Task objective: Render all of the data below as a Markdown table with the columns Row and Data line, numbering each row and skipping blank lines. Leave the pictures out.

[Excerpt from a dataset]

───

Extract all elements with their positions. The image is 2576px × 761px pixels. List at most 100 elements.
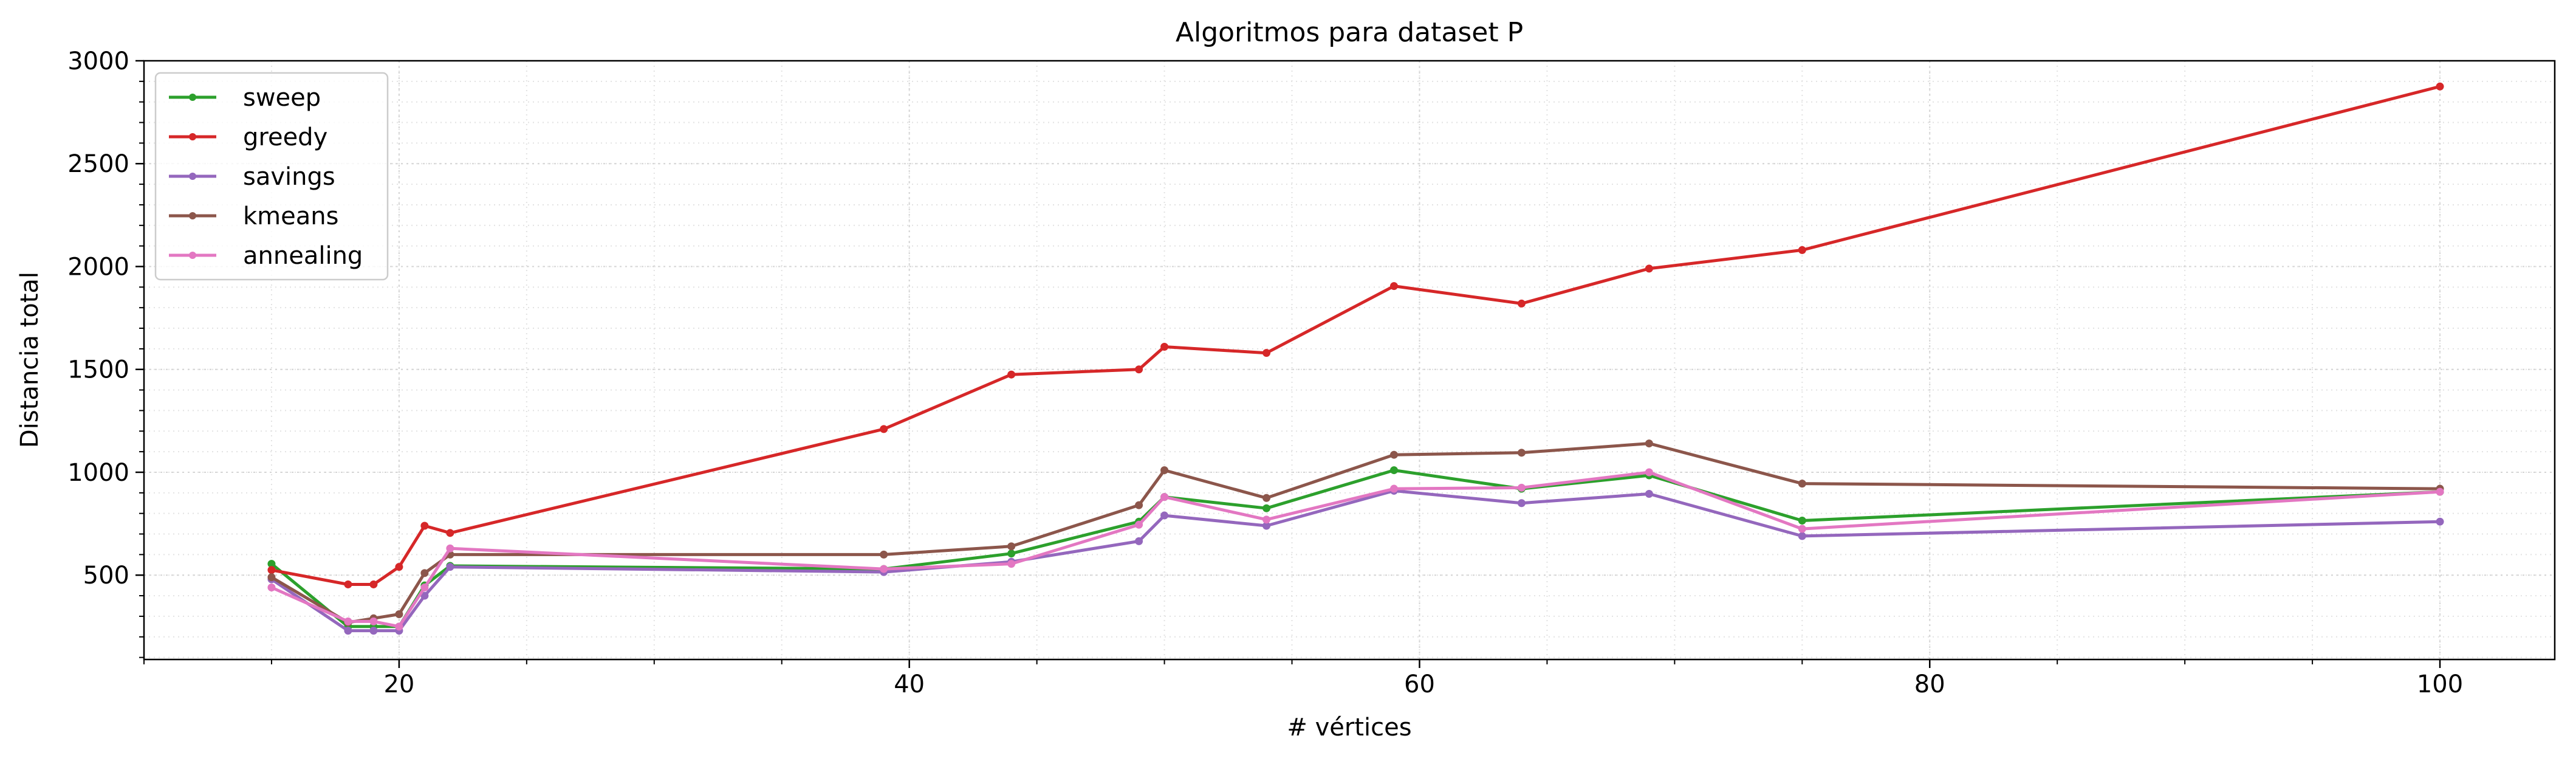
data-point-savings: [369, 627, 378, 635]
data-point-annealing: [369, 617, 378, 625]
data-point-savings: [446, 563, 454, 571]
data-point-annealing: [344, 617, 352, 625]
legend-label-annealing: annealing: [243, 242, 363, 270]
data-point-kmeans: [1798, 480, 1806, 488]
x-tick-label: 60: [1404, 670, 1435, 698]
legend-marker-kmeans: [189, 212, 196, 219]
plot-area-frame: [143, 60, 2556, 661]
data-point-greedy: [1645, 264, 1653, 273]
data-point-savings: [1135, 537, 1143, 545]
data-point-kmeans: [880, 550, 888, 559]
data-point-annealing: [1262, 515, 1271, 524]
series-line-sweep: [270, 469, 2442, 628]
data-point-greedy: [267, 566, 276, 574]
data-point-savings: [1517, 499, 1526, 508]
data-point-sweep: [1389, 466, 1398, 475]
data-point-kmeans: [267, 573, 276, 582]
y-tick-label: 3000: [67, 47, 129, 75]
data-point-greedy: [880, 425, 888, 433]
data-point-greedy: [420, 522, 429, 530]
data-point-kmeans: [1517, 449, 1526, 457]
y-tick-label: 1500: [67, 356, 129, 384]
legend-item-sweep: sweep: [169, 84, 321, 112]
data-point-annealing: [1135, 520, 1143, 529]
data-point-greedy: [369, 580, 378, 588]
series-annealing: [267, 468, 2444, 631]
data-point-kmeans: [1262, 494, 1271, 502]
series-line-greedy: [270, 84, 2442, 586]
y-tick-label: 500: [83, 562, 129, 590]
data-point-kmeans: [1007, 542, 1016, 551]
x-tick-label: 20: [383, 670, 414, 698]
data-point-savings: [1160, 511, 1169, 520]
data-point-kmeans: [1135, 501, 1143, 509]
legend-box: [154, 72, 389, 281]
data-point-kmeans: [420, 569, 429, 577]
legend-marker-greedy: [189, 133, 196, 140]
data-point-greedy: [1135, 365, 1143, 374]
series-greedy: [267, 82, 2444, 588]
data-point-savings: [1798, 532, 1806, 540]
data-point-annealing: [880, 565, 888, 573]
data-point-kmeans: [1160, 466, 1169, 475]
data-point-sweep: [1007, 549, 1016, 558]
data-point-greedy: [1389, 282, 1398, 291]
data-point-kmeans: [1389, 450, 1398, 459]
x-tick-label: 40: [894, 670, 925, 698]
data-point-sweep: [1262, 504, 1271, 512]
legend-item-savings: savings: [169, 163, 335, 191]
legend-item-annealing: annealing: [169, 242, 363, 270]
series-lines: [267, 82, 2444, 635]
data-point-kmeans: [1645, 439, 1653, 448]
legend-marker-savings: [189, 173, 196, 180]
y-tick-label: 2500: [67, 150, 129, 178]
y-axis-tick-labels: 500 1000 1500 2000 2500 3000: [67, 47, 129, 590]
data-point-savings: [344, 627, 352, 635]
legend-marker-sweep: [189, 94, 196, 101]
axis-ticks: [135, 60, 2441, 668]
data-point-annealing: [1160, 493, 1169, 501]
legend-label-sweep: sweep: [243, 84, 321, 112]
series-line-kmeans: [270, 442, 2442, 624]
data-point-greedy: [1262, 349, 1271, 357]
series-line-annealing: [270, 470, 2442, 628]
data-point-greedy: [446, 529, 454, 537]
data-point-kmeans: [395, 610, 403, 619]
y-axis-label: Distancia total: [16, 272, 44, 448]
legend-label-greedy: greedy: [243, 123, 327, 151]
legend-label-savings: savings: [243, 163, 335, 191]
data-point-annealing: [267, 584, 276, 592]
y-tick-label: 2000: [67, 253, 129, 281]
data-point-greedy: [344, 580, 352, 588]
data-point-greedy: [2436, 82, 2444, 91]
x-axis-tick-labels: 20 40 60 80 100: [383, 670, 2463, 698]
data-point-greedy: [395, 563, 403, 571]
data-point-annealing: [1517, 483, 1526, 492]
series-line-savings: [270, 489, 2442, 633]
legend: sweep greedy savings kmeans annealing: [154, 72, 389, 281]
chart-title: Algoritmos para dataset P: [1176, 17, 1523, 48]
data-point-annealing: [1645, 468, 1653, 477]
data-point-annealing: [2436, 487, 2444, 496]
data-point-annealing: [1389, 484, 1398, 493]
legend-label-kmeans: kmeans: [243, 202, 338, 230]
legend-marker-annealing: [189, 252, 196, 259]
data-point-annealing: [395, 622, 403, 631]
legend-items: sweep greedy savings kmeans annealing: [169, 84, 363, 270]
legend-item-greedy: greedy: [169, 123, 327, 151]
legend-item-kmeans: kmeans: [169, 202, 338, 230]
x-axis-label: # vértices: [1287, 714, 1411, 742]
data-point-annealing: [1798, 525, 1806, 533]
data-point-greedy: [1007, 370, 1016, 379]
data-point-greedy: [1517, 299, 1526, 308]
data-point-annealing: [446, 544, 454, 553]
data-point-greedy: [1160, 342, 1169, 351]
data-point-savings: [2436, 517, 2444, 526]
data-point-sweep: [1798, 517, 1806, 525]
x-tick-label: 80: [1914, 670, 1945, 698]
data-point-annealing: [420, 584, 429, 592]
data-point-annealing: [1007, 560, 1016, 568]
y-tick-label: 1000: [67, 459, 129, 487]
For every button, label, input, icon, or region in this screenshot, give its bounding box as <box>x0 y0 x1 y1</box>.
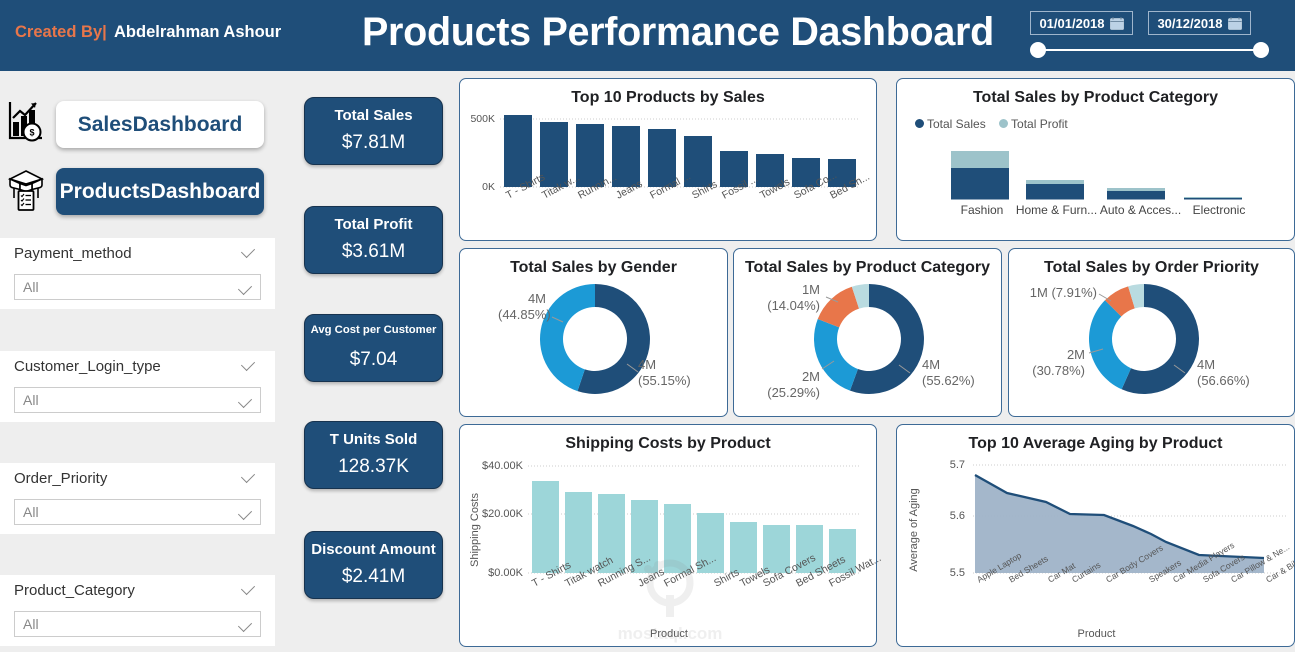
svg-text:$: $ <box>29 128 34 138</box>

───

Final result:
| Row | Data line |
|---|---|
| 1 | Extract all elements with their positions. The image is 2576px × 761px pixels. List at most 100 elements. |
| 2 | data-point-savings: [369, 627, 378, 635] |
| 3 | data-point-annealing: [369, 617, 378, 625] |
| 4 | data-point-savings: [446, 563, 454, 571] |
| 5 | data-point-annealing: [344, 617, 352, 625] |
| 6 | legend-label-annealing: annealing: [243, 242, 363, 270] |
| 7 | data-point-kmeans: [1798, 480, 1806, 488] |
| 8 | x-tick-label: 60: [1404, 670, 1435, 698] |
| 9 | legend-marker-kmeans: [189, 212, 196, 219] |
| 10 | plot-area-frame: [143, 60, 2556, 661] |
| 11 | data-point-greedy: [1645, 264, 1653, 273] |
| 12 | data-point-savings: [1135, 537, 1143, 545] |
| 13 | data-point-kmeans: [880, 550, 888, 559] |
| 14 | data-point-annealing: [1262, 515, 1271, 524] |
| 15 | series-line-sweep: [270, 469, 2442, 628] |
| 16 | data-point-greedy: [267, 566, 276, 574] |
| 17 | data-point-savings: [1517, 499, 1526, 508] |
| 18 | data-point-sweep: [1389, 466, 1398, 475] |
| 19 | data-point-kmeans: [267, 573, 276, 582] |
| 20 | y-tick-label: 3000: [67, 47, 129, 75] |
| 21 | data-point-greedy: [880, 425, 888, 433] |
| 22 | data-point-greedy: [420, 522, 429, 530] |
| 23 | data-point-kmeans: [1517, 449, 1526, 457] |
| 24 | y-tick-label: 1500: [67, 356, 129, 384] |
| 25 | legend-item-sweep: sweep: [169, 84, 321, 112] |
| 26 | data-point-annealing: [1135, 520, 1143, 529] |
| 27 | data-point-greedy: [369, 580, 378, 588] |
| 28 | series-annealing: [267, 468, 2444, 631] |
| 29 | data-point-kmeans: [1262, 494, 1271, 502] |
| 30 | series-line-greedy: [270, 84, 2442, 586] |
| 31 | y-tick-label: 500: [83, 562, 129, 590] |
| 32 | data-point-kmeans: [1007, 542, 1016, 551] |
| 33 | x-tick-label: 20: [383, 670, 414, 698] |
| 34 | data-point-savings: [1160, 511, 1169, 520] |
| 35 | data-point-kmeans: [1135, 501, 1143, 509] |
| 36 | legend-box: [154, 72, 389, 281] |
| 37 | data-point-kmeans: [420, 569, 429, 577] |
| 38 | legend-marker-greedy: [189, 133, 196, 140] |
| 39 | data-point-greedy: [1135, 365, 1143, 374] |
| 40 | series-greedy: [267, 82, 2444, 588] |
| 41 | data-point-savings: [1798, 532, 1806, 540] |
| 42 | data-point-annealing: [880, 565, 888, 573] |
| 43 | data-point-kmeans: [1160, 466, 1169, 475] |
| 44 | data-point-sweep: [1007, 549, 1016, 558] |
| 45 | data-point-greedy: [1389, 282, 1398, 291] |
| 46 | data-point-kmeans: [1389, 450, 1398, 459] |
| 47 | x-tick-label: 40: [894, 670, 925, 698] |
| 48 | data-point-sweep: [1262, 504, 1271, 512] |
| 49 | legend-item-savings: savings: [169, 163, 335, 191] |
| 50 | legend-item-annealing: annealing: [169, 242, 363, 270] |
| 51 | series-lines: [267, 82, 2444, 635] |
| 52 | data-point-kmeans: [1645, 439, 1653, 448] |
| 53 | legend-marker-savings: [189, 173, 196, 180] |
| 54 | y-tick-label: 2500: [67, 150, 129, 178] |
| 55 | y-axis-tick-labels: 500 1000 1500 2000 2500 3000: [67, 47, 129, 590] |
| 56 | data-point-savings: [344, 627, 352, 635] |
| 57 | legend-marker-sweep: [189, 94, 196, 101] |
| 58 | axis-ticks: [135, 60, 2441, 668] |
| 59 | data-point-annealing: [1160, 493, 1169, 501] |
| 60 | legend-label-sweep: sweep: [243, 84, 321, 112] |
| 61 | series-line-kmeans: [270, 442, 2442, 624] |
| 62 | data-point-greedy: [1262, 349, 1271, 357] |
| 63 | series-line-annealing: [270, 470, 2442, 628] |
| 64 | data-point-greedy: [446, 529, 454, 537] |
| 65 | data-point-kmeans: [395, 610, 403, 619] |
| 66 | y-axis-label: Distancia total: [16, 272, 44, 448] |
| 67 | legend-label-greedy: greedy: [243, 123, 327, 151] |
| 68 | legend-label-savings: savings: [243, 163, 335, 191] |
| 69 | data-point-annealing: [267, 584, 276, 592] |
| 70 | y-tick-label: 2000: [67, 253, 129, 281] |
| 71 | data-point-greedy: [344, 580, 352, 588] |
| 72 | data-point-greedy: [2436, 82, 2444, 91] |
| 73 | x-axis-tick-labels: 20 40 60 80 100: [383, 670, 2463, 698] |
| 74 | data-point-greedy: [395, 563, 403, 571] |
| 75 | data-point-annealing: [1517, 483, 1526, 492] |
| 76 | series-line-savings: [270, 489, 2442, 633] |
| 77 | legend: sweep greedy savings kmeans annealing: [154, 72, 389, 281] |
| 78 | chart-title: Algoritmos para dataset P: [1176, 17, 1523, 48] |
| 79 | data-point-annealing: [1645, 468, 1653, 477] |
| 80 | data-point-annealing: [2436, 487, 2444, 496] |
| 81 | data-point-annealing: [1389, 484, 1398, 493] |
| 82 | legend-label-kmeans: kmeans: [243, 202, 338, 230] |
| 83 | legend-marker-annealing: [189, 252, 196, 259] |
| 84 | data-point-annealing: [395, 622, 403, 631] |
| 85 | legend-items: sweep greedy savings kmeans annealing: [169, 84, 363, 270] |
| 86 | legend-item-greedy: greedy: [169, 123, 327, 151] |
| 87 | legend-item-kmeans: kmeans: [169, 202, 338, 230] |
| 88 | x-axis-label: # vértices: [1287, 714, 1411, 742] |
| 89 | data-point-annealing: [1798, 525, 1806, 533] |
| 90 | data-point-greedy: [1007, 370, 1016, 379] |
| 91 | data-point-greedy: [1517, 299, 1526, 308] |
| 92 | data-point-annealing: [446, 544, 454, 553] |
| 93 | data-point-greedy: [1160, 342, 1169, 351] |
| 94 | data-point-savings: [2436, 517, 2444, 526] |
| 95 | data-point-sweep: [1798, 517, 1806, 525] |
| 96 | x-tick-label: 80: [1914, 670, 1945, 698] |
| 97 | data-point-annealing: [420, 584, 429, 592] |
| 98 | data-point-annealing: [1007, 560, 1016, 568] |
| 99 | y-tick-label: 1000: [67, 459, 129, 487] |
| 100 | For every button, label, input, icon, or region in this screenshot, give its bounding box as <box>x0 y0 x1 y1</box>. |
| 101 | svg-text:$: $ <box>29 128 34 138</box> |